Extract all records. Keep each one exact.

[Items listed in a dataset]

<<<<

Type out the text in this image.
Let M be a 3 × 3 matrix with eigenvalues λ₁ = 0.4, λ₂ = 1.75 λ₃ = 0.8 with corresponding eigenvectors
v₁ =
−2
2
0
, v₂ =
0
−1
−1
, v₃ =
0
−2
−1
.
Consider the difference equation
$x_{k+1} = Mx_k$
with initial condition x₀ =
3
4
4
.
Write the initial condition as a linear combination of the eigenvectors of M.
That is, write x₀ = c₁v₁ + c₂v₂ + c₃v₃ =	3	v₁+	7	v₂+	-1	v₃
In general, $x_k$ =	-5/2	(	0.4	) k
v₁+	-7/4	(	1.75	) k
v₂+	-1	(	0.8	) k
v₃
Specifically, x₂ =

>>>>

Output for this task:
Type out the text in this image.
Let M be a 3 × 3 matrix with eigenvalues λ₁ = 0.4, λ₂ = 1.75 λ₃ = 0.8 with corresponding eigenvectors
v₁ =
−2
2
0
, v₂ =
0
−1
−1
, v₃ =
0
−2
−1
.
Consider the difference equation
$x_{k+1} = Mx_k$
with initial condition x₀ =
3
4
4
.
Write the initial condition as a linear combination of the eigenvectors of M.
That is, write x₀ = c₁v₁ + c₂v₂ + c₃v₃ =	3	v₁+	7	v₂+	-1	v₃
In general, $x_k$ =	-5/2	(	0.4	) k
v₁+	-7/4	(	1.75	) k
v₂+	-1	(	0.8	) k
v₃
Specifically, x₂ =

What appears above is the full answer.